▶ [Given problem] Below are the records; copy each line in them that holds the word "votre".

▶ [Records for this exercise]
========
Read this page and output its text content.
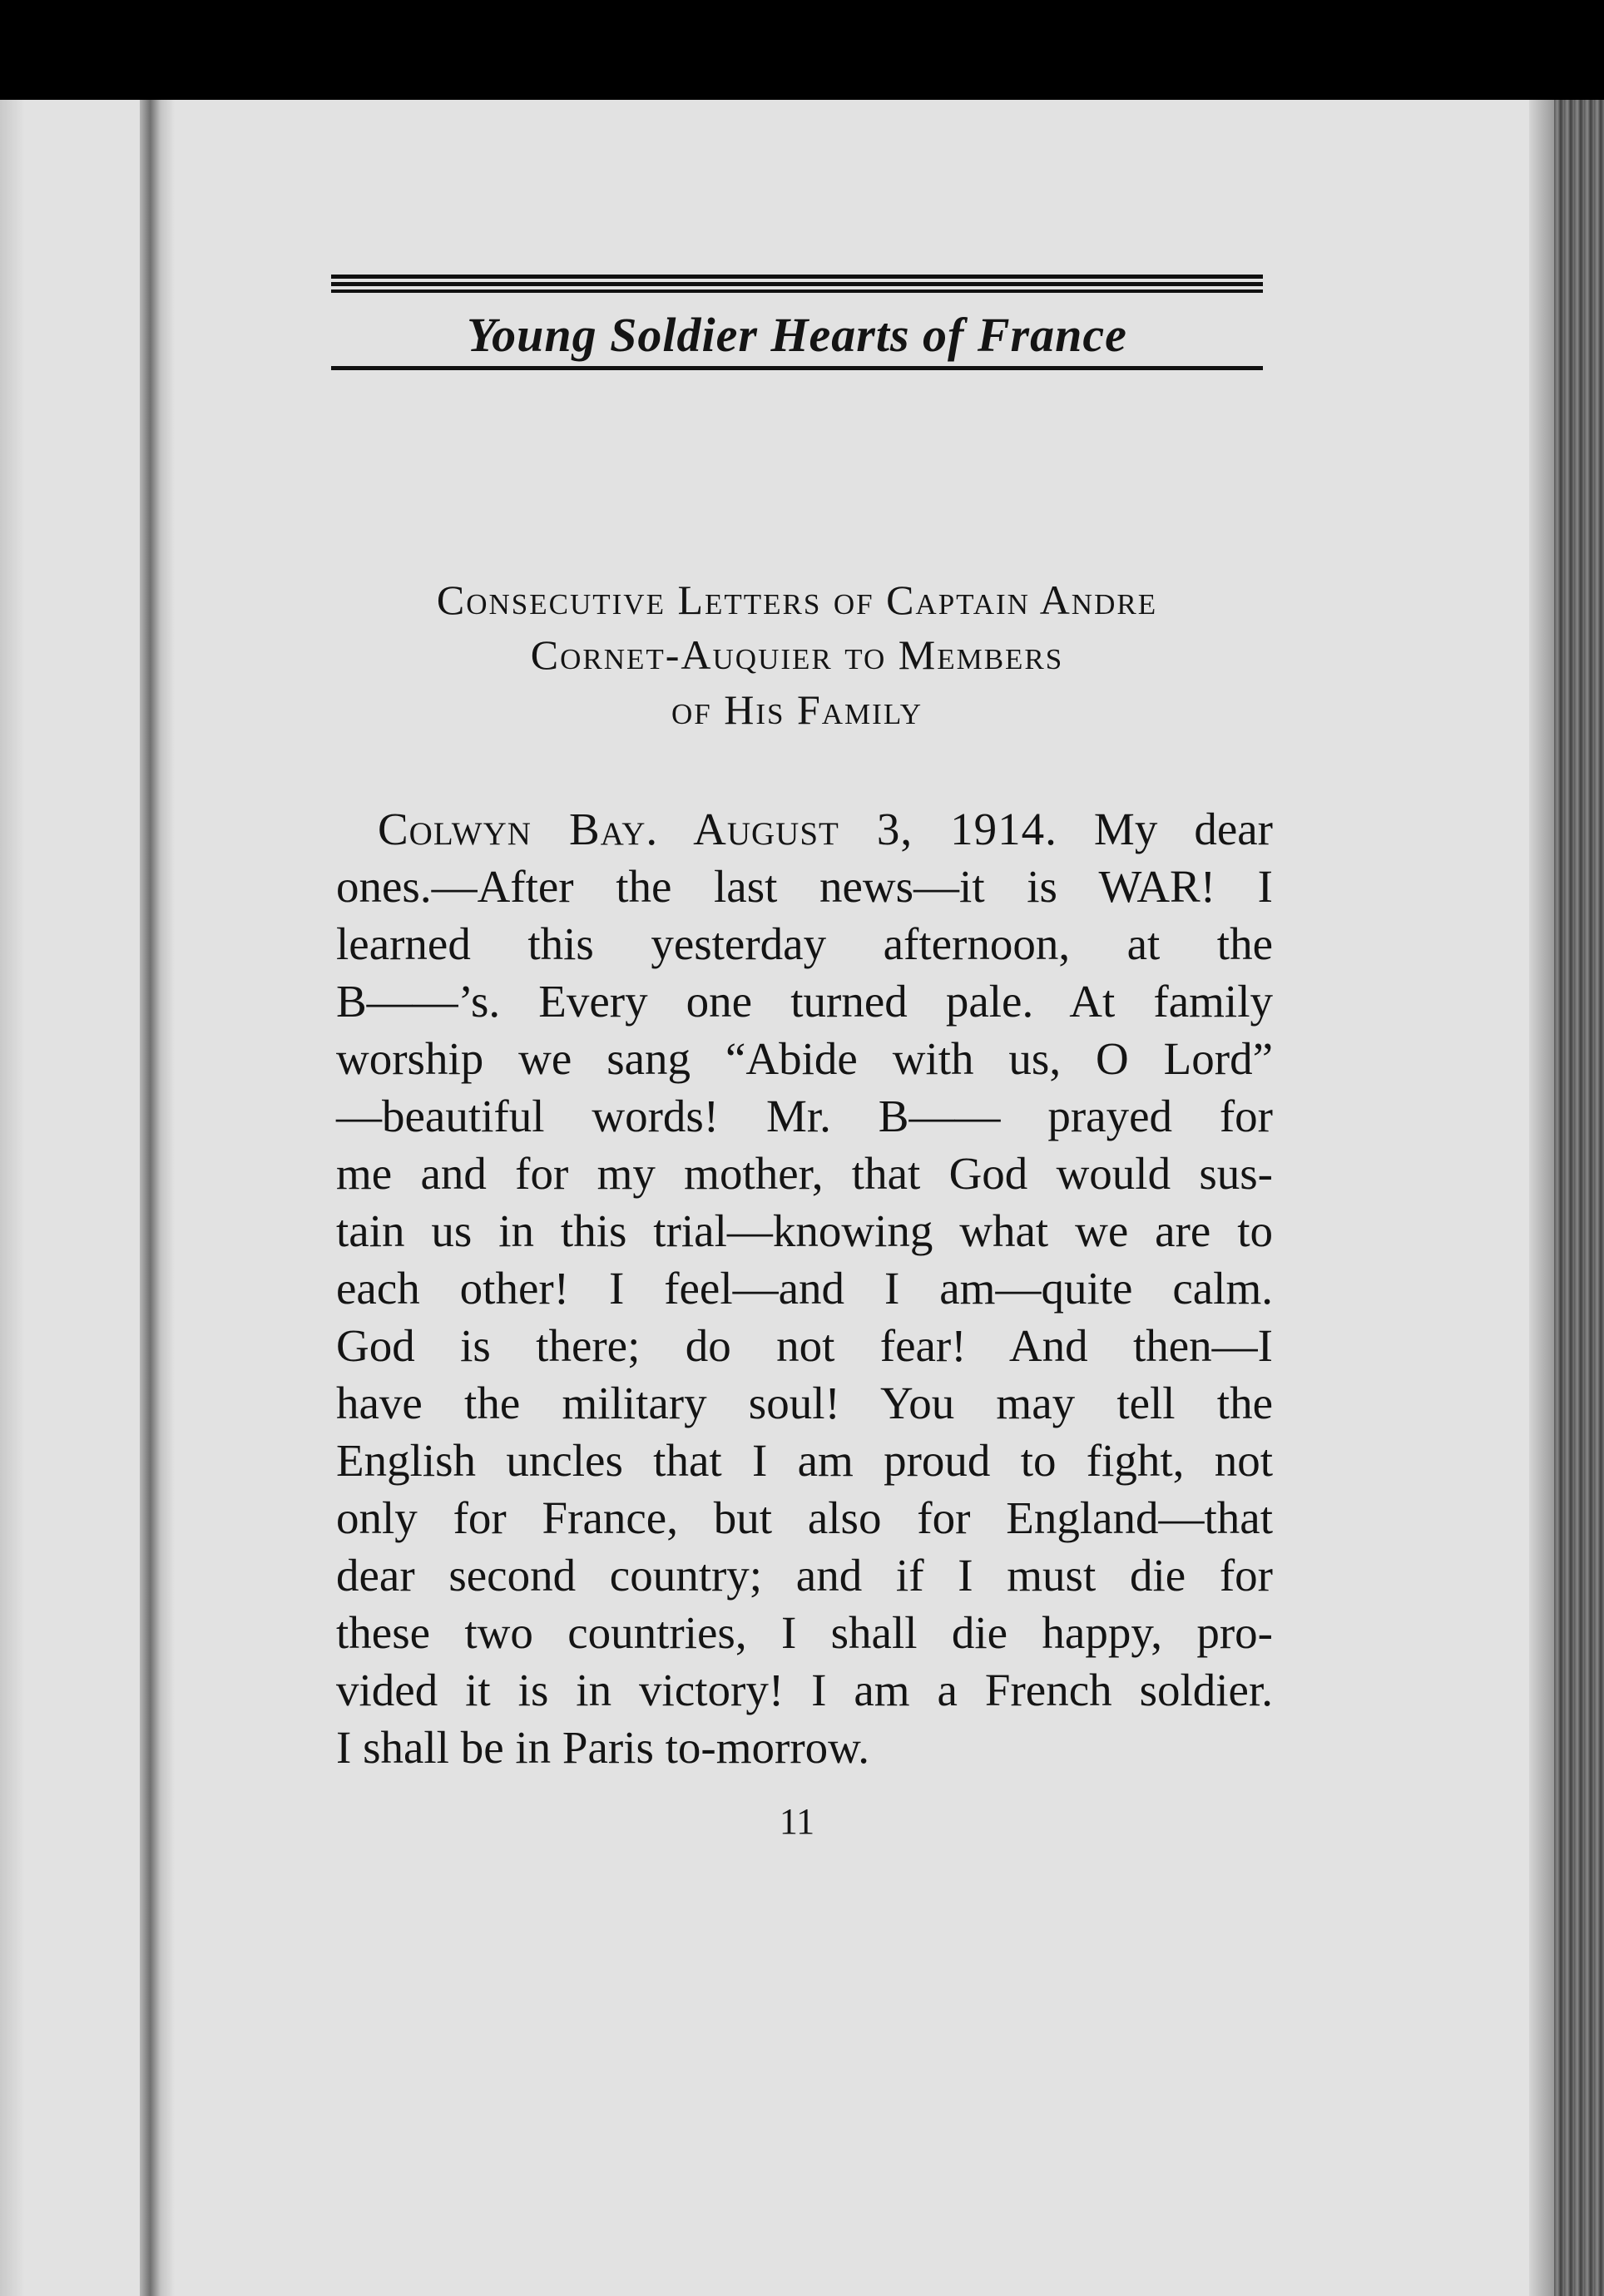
Young Soldier Hearts of France
Consecutive Letters of Captain Andre
Cornet-Auquier to Members
of His Family
Colwyn Bay. August 3, 1914. My dear
ones.—After the last news—it is WAR! I
learned this yesterday afternoon, at the
B——’s. Every one turned pale. At family
worship we sang “Abide with us, O Lord”
—beautiful words! Mr. B—— prayed for
me and for my mother, that God would sus-
tain us in this trial—knowing what we are to
each other! I feel—and I am—quite calm.
God is there; do not fear! And then—I
have the military soul! You may tell the
English uncles that I am proud to fight, not
only for France, but also for England—that
dear second country; and if I must die for
these two countries, I shall die happy, pro-
vided it is in victory! I am a French soldier.
I shall be in Paris to-morrow.
11
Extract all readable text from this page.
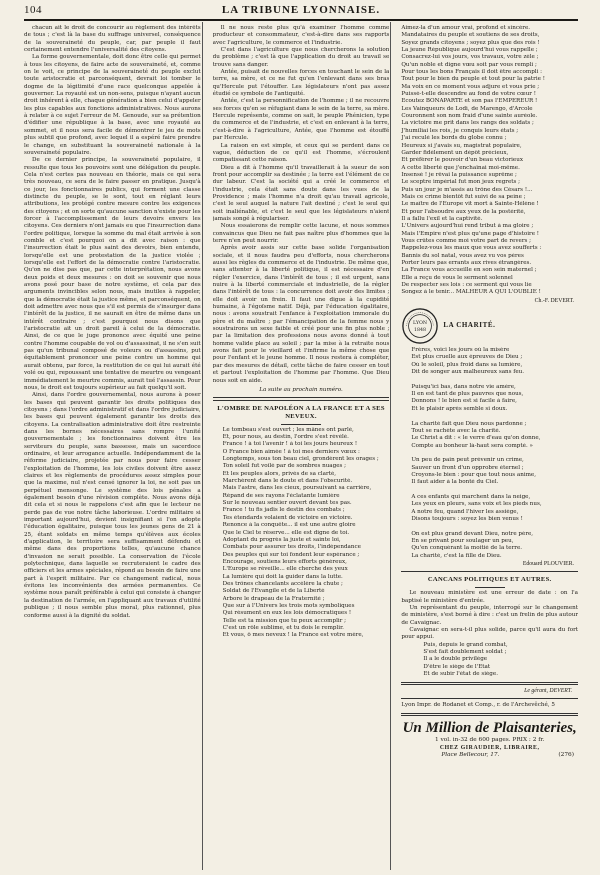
104	LA TRIBUNE LYONNAISE.

chacun ait le droit de concourir au règlement des intérêts de tous ; c'est là la base du suffrage universel, conséquence de la souveraineté du peuple, car, par peuple il faut certainement entendre l'universalité des citoyens.

La forme gouvernementale, doit donc être celle qui permet à tous les citoyens, de faire acte de souveraineté, et, comme on le voit, ce principe de la souveraineté du peuple exclut toute aristocratie et parconséquent, devrait loi tomber le dogme de la légitimité d'une race quelconque appelée à gouverner. La royauté est un non-sens, puisque n'ayant aucun droit inhérent à elle, chaque génération a bien celui d'appeler les plus capables aux fonctions administratives. Nous aurons à relater à ce sujet l'erreur de M. Genoude, sur sa prétention d'édifier une république à la base, avec une royauté au sommet, et il nous sera facile de démontrer le jeu de mots plus subtil que profond, avec lequel il a espéré faire prendre le change, en substituant la souveraineté nationale à la souveraineté populaire.

De ce dernier principe, la souveraineté populaire, il ressulte que tous les pouvoirs sont une délégation du peuple. Cela n'est certes pas nouveau en théorie, mais ce qui sera très nouveau, ce sera de le faire passer en pratique. Jusqu'à ce jour, les fonctionnaires publics, qui forment une classe distincte du peuple, se le sont, tout en réglant leurs attributions, les protégé contre mesure contre les exigences des citoyens ; et on sorte qu'aucune sanction n'existe pour les forcer à l'accomplissement de leurs devoirs envers les citoyens. Ces derniers n'ont jamais eu que l'insurrection dans l'ordre politique, lorsque la somme du mal était arrivée à son comble et c'est pourquoi on a dit avec raison : que l'insurrection était le plus saint des devoirs, bien entendu, lorsqu'elle est une protestation de la justice violée ; lorsqu'elle est l'effort de la démocratie contre l'aristocratie. Qu'on ne dise pas que, par cette interprétation, nous avons deux poids et deux mesures : on doit se souvenir que nous avons posé pour base de notre système, et cela par des arguments invincibles selon nous, mais inutiles à rappeler, que la démocratie était la justice même, et parconséquent, on doit admettre avec nous que s'il est permis de s'insurger dans l'intérêt de la justice, il ne saurait en être de même dans un intérêt contraire ; c'est pourquoi nous disons que l'aristocratie ait un droit pareil à celui de la démocratie. Ainsi, de ce que le juge prononce avec équité une peine contre l'homme coupable de vol ou d'assassinat, il ne s'en suit pas qu'un tribunal composé de voleurs ou d'assassins, put équitablement prononcer une peine contre un homme qui aurait obtenu, par force, la restitution de ce qui lui aurait été volé ou qui, repoussant une tentative de meurtre ou vengeant immédiatement le meurtre commis, aurait tué l'assassin. Pour nous, le droit est toujours supérieur au fait quelqu'il soit.

Ainsi, dans l'ordre gouvernemental, nous aurons à poser les bases qui peuvent garantir les droits politiques des citoyens ; dans l'ordre administratif et dans l'ordre judiciaire, les bases qui peuvent également garantir les droits des citoyens. La centralisation administrative doit être restreinte dans les bornes nécessaires sans rompre l'unité gouvernementale ; les fonctionnaires doivent être les serviteurs du peuple, sans bassesse, mais un sacerdoce ordinaire, et leur arrogance actuelle. Indépendamment de la réforme judiciaire, projetée par nous pour faire cesser l'exploitation de l'homme, les lois civiles doivent être assez claires et les règlements de procédures assez simples pour que la maxime, nul n'est censé ignorer la loi, ne soit pas un perpétuel mensonge. Le système des lois pénales a également besoin d'une révision complète. Nous avons déjà dit cela et si nous le rappelons c'est afin que le lecteur ne perde pas de vue notre tâche laborieuse. L'ordre militaire si important aujourd'hui, devient insignifiant si l'on adopte l'éducation égalitaire, puisque tous les jeunes gens de 21 à 25, étant soldats en même temps qu'élèves aux écoles d'application, le territoire sera suffisamment défendu et même dans des proportions telles, qu'aucune chance d'invasion ne serait possible. La conservation de l'école polytechnique, dans laquelle se recruteraient le cadre des officiers et les armes spéciales, répond au besoin de faire une part à l'esprit militaire. Par ce changement radical, nous évitons les inconvénients des armées permanentes. Ce système nous paraît préférable à celui qui consiste à changer la destination de l'armée, en l'appliquant aux travaux d'utilité publique ; il nous semble plus moral, plus rationnel, plus conforme aussi à la dignité du soldat.

Il ne nous reste plus qu'à examiner l'homme comme producteur et consommateur, c'est-à-dire dans ses rapports avec l'agriculture, le commerce et l'industrie.

C'est dans l'agriculture que nous chercherons la solution du problème ; c'est là que l'application du droit au travail se trouve sans danger.

Antée, puisait de nouvelles forces en touchant le sein de la terre, sa mère, et ce ne fut qu'en l'enlevant dans ses bras qu'Hercule put l'étouffer. Les législateurs n'ont pas assez étudié ce symbole de l'antiquité.

Antée, c'est la personnification de l'homme ; il ne recouvre ses forces qu'en se réfugiant dans le sein de la terre, sa mère. Hercule représente, comme on sait, le peuple Phénicien, type du commerce et de l'industrie, et c'est en enlevant à la terre, c'est-à-dire à l'agriculture, Antée, que l'homme est étouffé par Hercule.

La raison en est simple, et ceux qui se perdent dans ce vague, déduction de ce qu'il est l'homme, s'écroulent compatissant cette raison.

Dieu a dit à l'homme qu'il travaillerait à la sueur de son front pour accomplir sa destinée ; la terre est l'élément de ce dur labeur. C'est la société qui a créé le commerce et l'industrie, cela était sans doute dans les vues de la Providence ; mais l'homme n'a droit qu'au travail agricole, c'est le seul auquel la nature l'ait destiné ; c'est le seul qui soit inaliénable, et c'est le seul que les législateurs n'aient jamais songé à régulariser.

Nous essaierons de remplir cette lacune, et nous sommes convaincus que Dieu ne fait pas naître plus d'hommes que la terre n'en peut nourrir.

Après avoir assis sur cette base solide l'organisation sociale, et il nous faudra peu d'efforts, nous chercherons aussi les règles du commerce et de l'industrie. De même que, sans attenter à la liberté politique, il est nécessaire d'en régler l'exercice, dans l'intérêt de tous ; il est urgent, sans nuire à la liberté commerciale et industrielle, de la régler dans l'intérêt de tous : la concurrence doit avoir des limites ; elle doit avoir un frein. Il faut une digue à la cupidité humaine, à l'égoïsme natif. Déjà, par l'éducation égalitaire, nous : avons soustrait l'enfance à l'exploitation immorale du père et du maître ; par l'émancipation de la femme nous y soustrairons un sexe faible et créé pour une fin plus noble ; par la limitation des professions nous avons donné à tout homme valide place au soleil ; par la mise à la retraite nous avons fait pour le vieillard et l'infirme la même chose que pour l'enfant et le jeune homme. Il nous restera à compléter, par des mesures de détail, cette tâche de faire cesser en tout et partout l'exploitation de l'homme par l'homme. Que Dieu nous soit en aide.

La suite au prochain numéro.

L'OMBRE DE NAPOLÉON A LA FRANCE ET A SES NEVEUX.
Le tombeau s'est ouvert ; les mânes ont parlé,
Et, pour nous, au destin, l'ordre s'est révélé.
France ! à toi l'avenir ! à toi les jours heureux !
O France bien aimée ! à toi mes derniers vœux :
Longtemps, sous ton beau ciel, grondèrent les orages ;
Ton soleil fut voilé par de sombres nuages ;
Et les peuples alors, privés de sa clarté,
Marchèrent dans le doute et dans l'obscurité.
Mais l'astre, dans les cieux, poursuivant sa carrière,
Répand de ses rayons l'éclatante lumière
Sur le nouveau sentier ouvert devant tes pas.
France ! tu fis jadis le destin des combats ;
Tes étendards volaient de victoire en victoire.
Renonce à la conquête... il est une autre gloire
Que le Ciel te réserve... elle est digne de toi.
Adoptant du progrès la juste et sainte loi,
Combats pour assurer tes droits, l'indépendance
Des peuples qui sur toi fondent leur espérance ;
Encourage, soutiens leurs efforts généreux,
L'Europe se réveille... elle cherche des yeux
La lumière qui doit la guider dans la lutte.
Des trônes chancelants accélère la chute ;
Soldat de l'Évangile et de la Liberté
Arbore le drapeau de la Fraternité ;
Que sur à l'Univers les trois mots symboliques
Qui résument en eux les lois démocratiques !
Telle est ta mission que tu peux accomplir ;
C'est un rôle sublime, et tu dois le remplir.
Et vous, ô mes neveux ! la France est votre mère,
Aimez-la d'un amour vrai, profond et sincère.
Mandataires du peuple et soutiens de ses droits,
Soyez grands citoyens ; soyez plus que des rois !
La jeune République aujourd'hui vous rappelle ;
Consacrez-lui vos jours, vos travaux, votre zèle ;
Qu'un noble et digne vœu soit par vous rempli ;
Pour tous les bons Français il doit être accompli :
Tout pour le bien du peuple et tout pour la patrie !
Ma voix en ce moment vous adjure et vous prie ;
Puissé-t-elle descendre au fond de votre cœur !
Écoutez BONAPARTE et son pas l'EMPEREUR !
Les Vainqueurs de Lodi, de Marengo, d'Arcole
Couronnent son nom fraid d'une sainte auréole.
La victoire me prit dans les rangs des soldats ;
J'humiliai les rois, je conquis leurs états ;
J'ai reculé les bords du globe connu ;
Heureux si j'avais su, magistrat populaire,
Garder fidèlement un dépôt précieux,
Et préférer le pouvoir d'un beau victorieux
A cette liberté que j'enchaînai moi-même.
Insensé ! je rêvai la puissance suprême ;
Le sceptre impérial fut mon jeux regrets ;
Puis un jour je m'assis au trône des Césars !...
Mais ce crime bientôt fut suivi de sa peine ;
Le maître de l'Europe vit mort à Sainte-Hélène !
Et pour l'absoudre aux yeux de la postérité,
Il a fallu l'exil et la captivité.
L'Univers aujourd'hui rend tribut à ma gloire ;
Mais l'Empire n'est plus qu'une page d'histoire !
Vous crûtes comme moi votre part de revers ;
Rappelez-vous les maux que vous avez soufferts :
Bannis du sol natal, vous avez vu vos pères
Porter leurs pas errants aux rives étrangères.
La France vous accueille en son sein maternel ;
Elle a reçu de vous le serment solennel
De respecter ses lois : ce serment qui vous lie
Songez à le tenir... MALHEUR A QUI L'OUBLIE !
Ch.-F. DEVERT.
LYON
1848
LA CHARITÉ.
Frères, voici les jours où la misère
Est plus cruelle aux épreuves de Dieu ;
Où le soleil, plus froid dans sa lumière,
Dit de songer aux malheureux sans feu.

Puisqu'ici bas, dans notre vie amère,
Il en est tant de plus pauvres que nous,
Donnons ! le bien est si facile à faire,
Et le plaisir après semble si doux.

La charité fait que Dieu nous pardonne ;
Tout se rachète avec la charité.
Le Christ a dit : « le verre d'eau qu'on donne,
Compte au bonheur là-haut sera compté. »

Un peu de pain peut prévenir un crime,
Sauver un front d'un opprobre éternel ;
Croyons-le bien : pour que tout nous anime,
Il faut aider à la bonté du Ciel.

A ces enfants qui marchent dans la neige,
Les yeux en pleurs, sans voix et les pieds nus,
A notre feu, quand l'hiver les assiège,
Disons toujours : soyez les bien venus !

On est plus grand devant Dieu, notre père,
En se privant pour soulager un peu,
Qu'en conquérant la moitié de la terre.
La charité, c'est la fille de Dieu.
Edouard PLOUVIER.
CANCANS POLITIQUES ET AUTRES.

Le nouveau ministère est une erreur de date : on l'a baptisé le ministère d'entrée.

Un représentant du peuple, interrogé sur le changement de ministère, s'est borné à dire : c'est un frelin de plus autour de Cavaignac.

Cavaignac en sera-t-il plus solide, parce qu'il aura du fort pour appui.

Puis, depuis le grand combat,
S'est fait doublement soldat ;
Il a le double privilège
D'être le siège de l'État
Et de subir l'état de siège.
Le gérant, DEVERT.
Lyon Impr. de Rodanet et Comp., r. de l'Archevêché, 5
Un Million de Plaisanteries,
1 vol. in-32 de 600 pages. PRIX : 2 fr.
CHEZ GIRAUDIER, LIBRAIRE,
Place Bellecour, 17.	(276)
========
▶ [Result for this task]
Et vous, ô mes neveux ! la France est votre mère,
Consacrez-lui vos jours, vos travaux, votre zèle ;
Puissé-t-elle descendre au fond de votre cœur !
Vous crûtes comme moi votre part de revers ;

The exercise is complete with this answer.